-------- Provided text --------

Consider this: we go out of our way to demonstrate how the next-door rapists, pimps, and procurers (I mean "sex addicts") are "troubled" and in need of whatever care it takes to rehabilitate them so they can be contributing members to society, but the raped and battered, the pimped and procured--well, get over being such a victim, would you? That abuse happened, what?, ten years ago? Get a life!! Note the disparity of compassion.
What the status quo (read: dominant society and its apologists and protectors) wants and needs is for the abuses to continue. The systems require the abuses, you see. They aren't extraneous mishaps. The harm, quite horrifically, is indispensable. So doing all that are necessary for these systems of harm to operate relatively smoothly, if secretly, or off the major radar screens, is precisely what MUST happen. The U.S. has a rather willful if habituated propensity for engaging in covert military operations, claiming that if the public knew what they were doing
In the U.S. those systems include gynocidal male supremacy, genocidal white supremacy, corporate capitalism, Western imperialism, rampant military terrorism, and the unfathomably callous and violent destruction of the Earth and its non-human animal inhabitants and non-white human residents.
BP will never be held to account for the harm it has done, nor will the U.S. government which basically paved the way for this environmental disaster to happen by dropping so many regulations on oil companies (and on mega-corporations generally) who have decided its environmentally sound to drill into sea floors and plumb up the oil. This was, to dredge up the ol' catch-phrase, a disaster waiting to happen. (And that's a big ol' Thank You, to Bill Clinton.) Once disasters happen--especially if the companies aren't ours, we get to see U.S. senators and Anderson Cooper rage against the white man-chinery of corporate greed, never quite being told what role the press and government have in ensuring these cycles of economic and environmental disaster don't end until The End.

--------

# Exercises
A: Please answer these questions using the commentary on systems of harm:
(i) What does the commentary say the status quo wants and needs?
(ii) Which company does the commentary say will never be held to account for the harm it has done?
(iii) Whom does the commentary sarcastically thank for the disaster waiting to happen?
B: Write a continuation of the commentary on systems of harm, picking up after its final sentence.

-------- Rows --------

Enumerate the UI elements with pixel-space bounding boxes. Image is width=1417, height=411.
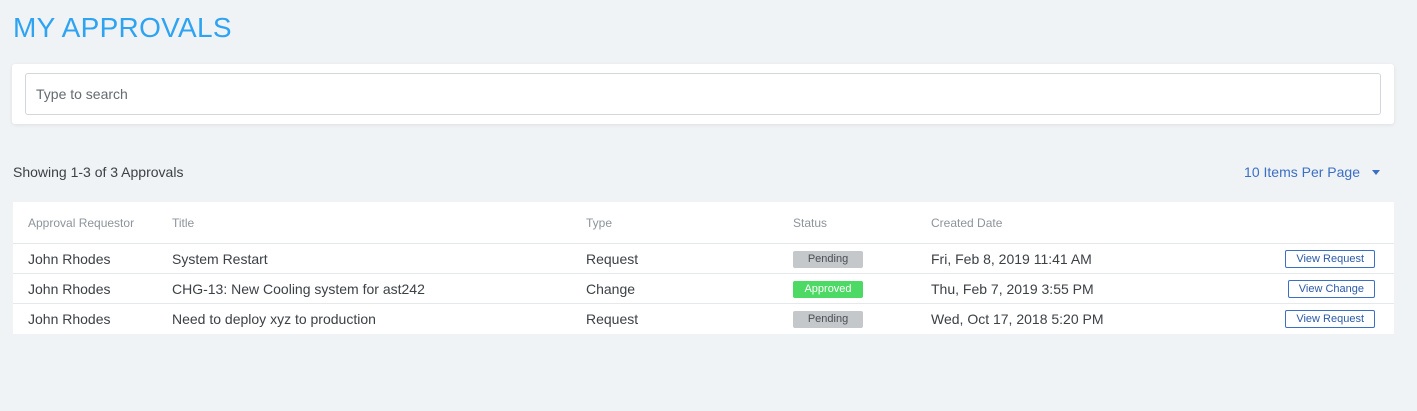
column-header-requestor[interactable]: Approval Requestor <box>13 202 172 244</box>
cell-created-date: Thu, Feb 7, 2019 3:55 PM <box>931 273 1231 304</box>
items-per-page-dropdown[interactable]: 10 Items Per Page <box>1244 163 1380 181</box>
cell-action: View Change <box>1231 273 1394 304</box>
approvals-table: Approval Requestor Title Type Status Cre… <box>13 202 1394 333</box>
cell-type: Request <box>586 310 639 327</box>
cell-status: Pending <box>793 243 931 274</box>
table-row: John Rhodes System Restart Request Pendi… <box>13 243 1394 274</box>
cell-created-date: Fri, Feb 8, 2019 11:41 AM <box>931 243 1231 274</box>
view-change-button[interactable]: View Change <box>1287 280 1375 298</box>
cell-title: System Restart <box>172 243 586 274</box>
results-count: Showing 1-3 of 3 Approvals <box>13 164 184 180</box>
cell-requestor: John Rhodes <box>28 310 111 327</box>
column-header-status[interactable]: Status <box>793 202 931 244</box>
caret-down-icon <box>1372 170 1380 175</box>
items-per-page-label: 10 Items Per Page <box>1244 164 1360 180</box>
page-title: MY APPROVALS <box>13 12 232 43</box>
search-panel <box>12 64 1394 124</box>
cell-action: View Request <box>1231 243 1394 274</box>
column-header-type[interactable]: Type <box>586 202 793 244</box>
cell-requestor: John Rhodes <box>13 243 172 274</box>
column-header-created-date[interactable]: Created Date <box>931 202 1231 244</box>
cell-title: Need to deploy xyz to production <box>172 310 376 327</box>
status-badge: Pending <box>793 311 863 328</box>
status-badge: Approved <box>793 281 863 298</box>
column-header-actions <box>1231 202 1394 244</box>
approvals-table-panel: Approval Requestor Title Type Status Cre… <box>13 202 1394 334</box>
search-input[interactable] <box>25 73 1381 115</box>
cell-created-date: Wed, Oct 17, 2018 5:20 PM <box>931 310 1104 327</box>
status-badge: Pending <box>793 251 863 268</box>
view-request-button[interactable]: View Request <box>1285 310 1375 328</box>
cell-type: Change <box>586 273 793 304</box>
column-header-title[interactable]: Title <box>172 202 586 244</box>
table-header-row: Approval Requestor Title Type Status Cre… <box>13 202 1394 244</box>
cell-title: CHG-13: New Cooling system for ast242 <box>172 273 586 304</box>
cell-status: Pending <box>793 304 931 334</box>
cell-action: View Request <box>1231 304 1394 334</box>
table-row: John Rhodes CHG-13: New Cooling system f… <box>13 273 1394 304</box>
cell-type: Request <box>586 243 793 274</box>
table-row: John Rhodes Need to deploy xyz to produc… <box>13 304 1394 334</box>
cell-status: Approved <box>793 273 931 304</box>
view-request-button[interactable]: View Request <box>1285 250 1375 268</box>
cell-requestor: John Rhodes <box>13 273 172 304</box>
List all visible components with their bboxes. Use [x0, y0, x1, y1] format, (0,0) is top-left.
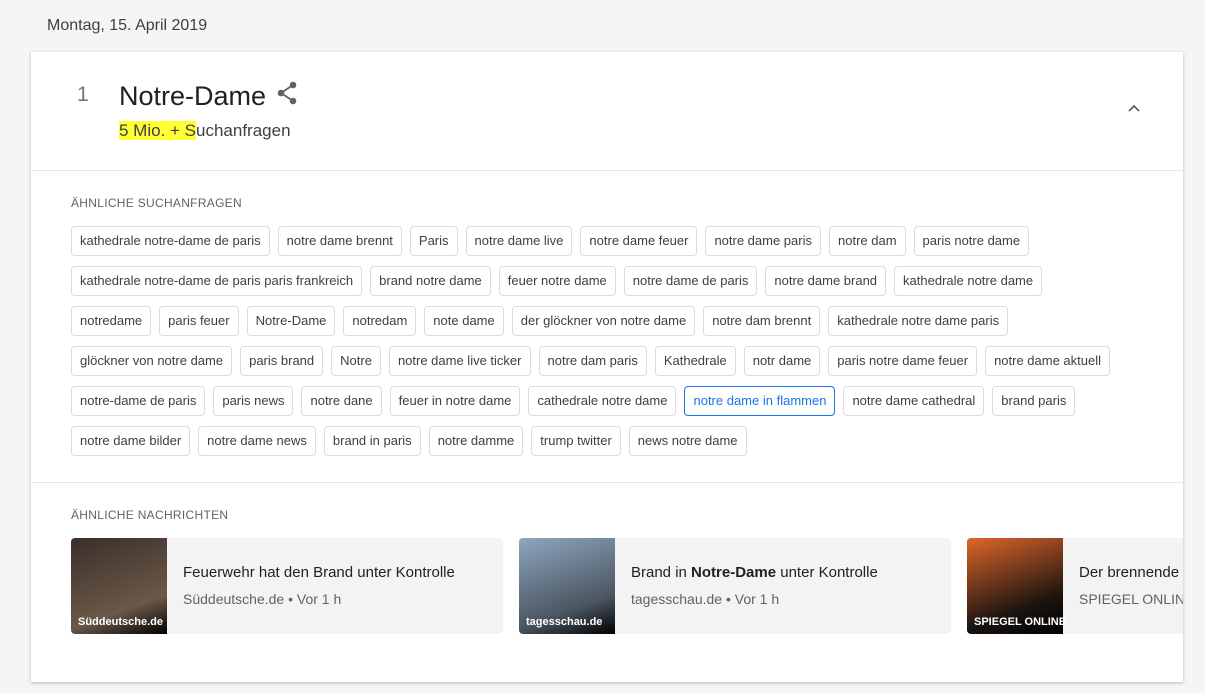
query-chip[interactable]: note dame	[424, 306, 504, 336]
query-chip[interactable]: kathedrale notre-dame de paris	[71, 226, 270, 256]
news-meta: tagesschau.de • Vor 1 h	[631, 591, 780, 607]
query-chip[interactable]: der glöckner von notre dame	[511, 306, 696, 336]
query-chip[interactable]: kathedrale notre-dame de paris paris fra…	[71, 266, 363, 296]
query-chip[interactable]: notre dame paris	[705, 226, 821, 256]
query-chip[interactable]: brand paris	[992, 386, 1076, 416]
query-chip[interactable]: feuer in notre dame	[389, 386, 521, 416]
trend-card: 1 Notre-Dame 5 Mio. + Suchanfragen ÄHNLI…	[31, 52, 1183, 682]
news-card[interactable]: tagesschau.de Brand in Notre-Dame unter K…	[519, 538, 951, 634]
query-chip[interactable]: notre dam	[829, 226, 906, 256]
query-chip[interactable]: paris notre dame	[913, 226, 1030, 256]
thumbnail-source: tagesschau.de	[526, 616, 603, 628]
query-chip[interactable]: notre dame brand	[765, 266, 887, 296]
query-chip[interactable]: notre dame in flammen	[684, 386, 836, 416]
date-heading: Montag, 15. April 2019	[47, 17, 208, 34]
chevron-up-icon[interactable]	[1127, 100, 1141, 118]
query-chip[interactable]: notre dame live ticker	[388, 346, 531, 376]
chip-row: notre-dame de paris paris news notre dane f…	[71, 386, 1110, 416]
chip-row: notredame paris feuer Notre-Dame notredam no…	[71, 306, 1110, 336]
query-chip[interactable]: notre dame cathedral	[843, 386, 985, 416]
related-queries-list: kathedrale notre-dame de paris notre dame…	[71, 226, 1111, 466]
query-chip[interactable]: Notre-Dame	[246, 306, 336, 336]
chip-row: kathedrale notre-dame de paris notre dame…	[71, 226, 1110, 256]
news-meta: Süddeutsche.de • Vor 1 h	[183, 591, 342, 607]
chip-row: kathedrale notre-dame de paris paris fra…	[71, 266, 1110, 296]
query-chip[interactable]: notre dame feuer	[580, 226, 698, 256]
news-title[interactable]: Feuerwehr hat den Brand unter Kontrolle	[183, 564, 455, 581]
trend-rank: 1	[77, 83, 89, 106]
query-chip[interactable]: notre dame bilder	[71, 426, 191, 456]
query-chip[interactable]: notre damme	[428, 426, 524, 456]
trend-header[interactable]: 1 Notre-Dame 5 Mio. + Suchanfragen	[31, 52, 1183, 171]
chip-row: notre dame bilder notre dame news brand in…	[71, 426, 1110, 456]
news-thumbnail: SPIEGEL ONLINE	[967, 538, 1067, 634]
news-thumbnail: Süddeutsche.de	[71, 538, 167, 634]
share-icon[interactable]	[276, 81, 298, 112]
query-chip[interactable]: notre dame news	[198, 426, 316, 456]
query-chip[interactable]: Notre	[331, 346, 381, 376]
query-chip[interactable]: notre dam brennt	[703, 306, 821, 336]
query-chip[interactable]: glöckner von notre dame	[71, 346, 233, 376]
chip-row: glöckner von notre dame paris brand Notre n…	[71, 346, 1111, 376]
query-chip[interactable]: paris news	[213, 386, 294, 416]
query-chip[interactable]: notre dame aktuell	[985, 346, 1111, 376]
search-volume: 5 Mio. + Suchanfragen	[119, 121, 291, 140]
query-chip[interactable]: Kathedrale	[654, 346, 736, 376]
news-card[interactable]: Süddeutsche.de Feuerwehr hat den Brand un…	[71, 538, 503, 634]
thumbnail-source: Süddeutsche.de	[78, 616, 163, 628]
query-chip[interactable]: notr dame	[743, 346, 821, 376]
news-thumbnail: tagesschau.de	[519, 538, 615, 634]
query-chip[interactable]: trump twitter	[531, 426, 621, 456]
query-chip[interactable]: Paris	[409, 226, 458, 256]
thumbnail-source: SPIEGEL ONLINE	[974, 616, 1067, 628]
query-chip[interactable]: notre dame de paris	[623, 266, 758, 296]
title-part: Der brennende K	[1079, 564, 1183, 581]
query-chip[interactable]: paris notre dame feuer	[828, 346, 978, 376]
query-chip[interactable]: brand notre dame	[370, 266, 491, 296]
news-card[interactable]: SPIEGEL ONLINE Der brennende K SPIEGEL ONL…	[967, 538, 1183, 634]
related-news-list: Süddeutsche.de Feuerwehr hat den Brand un…	[71, 538, 1183, 634]
news-title[interactable]: Brand in Notre-Dame unter Kontrolle	[631, 564, 878, 581]
title-part: Notre-Dame	[691, 564, 777, 581]
query-chip[interactable]: notre dame brennt	[277, 226, 402, 256]
query-chip[interactable]: news notre dame	[628, 426, 747, 456]
query-chip[interactable]: brand in paris	[323, 426, 421, 456]
query-chip[interactable]: notre dane	[301, 386, 382, 416]
query-chip[interactable]: kathedrale notre dame	[894, 266, 1043, 296]
related-queries-label: ÄHNLICHE SUCHANFRAGEN	[71, 196, 242, 210]
query-chip[interactable]: paris feuer	[159, 306, 239, 336]
query-chip[interactable]: kathedrale notre dame paris	[828, 306, 1009, 336]
trend-title-text: Notre-Dame	[119, 81, 267, 111]
divider	[31, 482, 1183, 483]
title-part: unter Kontrolle	[776, 564, 878, 581]
title-part: Brand in	[631, 564, 692, 581]
query-chip[interactable]: cathedrale notre dame	[528, 386, 677, 416]
query-chip[interactable]: notre dam paris	[538, 346, 647, 376]
news-meta: SPIEGEL ONLINE	[1079, 591, 1183, 607]
query-chip[interactable]: notredam	[343, 306, 417, 336]
query-chip[interactable]: paris brand	[240, 346, 324, 376]
related-news-label: ÄHNLICHE NACHRICHTEN	[71, 508, 229, 522]
title-part: Feuerwehr hat den Brand unter Kontrolle	[183, 564, 455, 581]
query-chip[interactable]: feuer notre dame	[498, 266, 616, 296]
trend-title: Notre-Dame	[119, 81, 298, 112]
query-chip[interactable]: notredame	[71, 306, 152, 336]
query-chip[interactable]: notre dame live	[465, 226, 573, 256]
news-title[interactable]: Der brennende K	[1079, 564, 1183, 581]
query-chip[interactable]: notre-dame de paris	[71, 386, 206, 416]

--------

# Outputs by task
A:
(i) For the abuses to continue.
(ii) BP.
(iii) Bill Clinton.

B:
A government CAN ensure that fucked up shit like this isn't inevitable. Really, it can. But it won't in a plutocracy or a kyriarchy (my two new favorite words, so get used to seeing them). A federal government such as the military and corporate-owned one in the U.S. cannot stop atrocity as long as rich white doods rule. And atrocities cannot be stopped in a country where corporations are given the status of an individual citizen, but with many more tax write-offs and considerably more permissions and incentives to be psychopathic. See the movie The Corporation for a grim tale of what this means for us all.
The U.S. government is to blame (I know "blame" is an unkind and "emotionally incorrect" word) for virtually all of the deaths following Hurricane Katrina, and had a steady hand in the deaths of hundreds of thousands of Haitians following the earthquake centered a few miles west of Port au Prince earlier this year. Why "to blame"? Because they've had a hand in destroying the environments of both places, of ruining ecosystems designed to withstand and rebound from things like hurricanes and earthquakes. You don't get mudslides unless you strip hills and mountains of their trees. And you don't get flooded cities if you leave wetlands in place to absorb the flooding waters. And if you think U.S-driven corporate greed isn't behind all that, you're either sorely mistaken or have already perished.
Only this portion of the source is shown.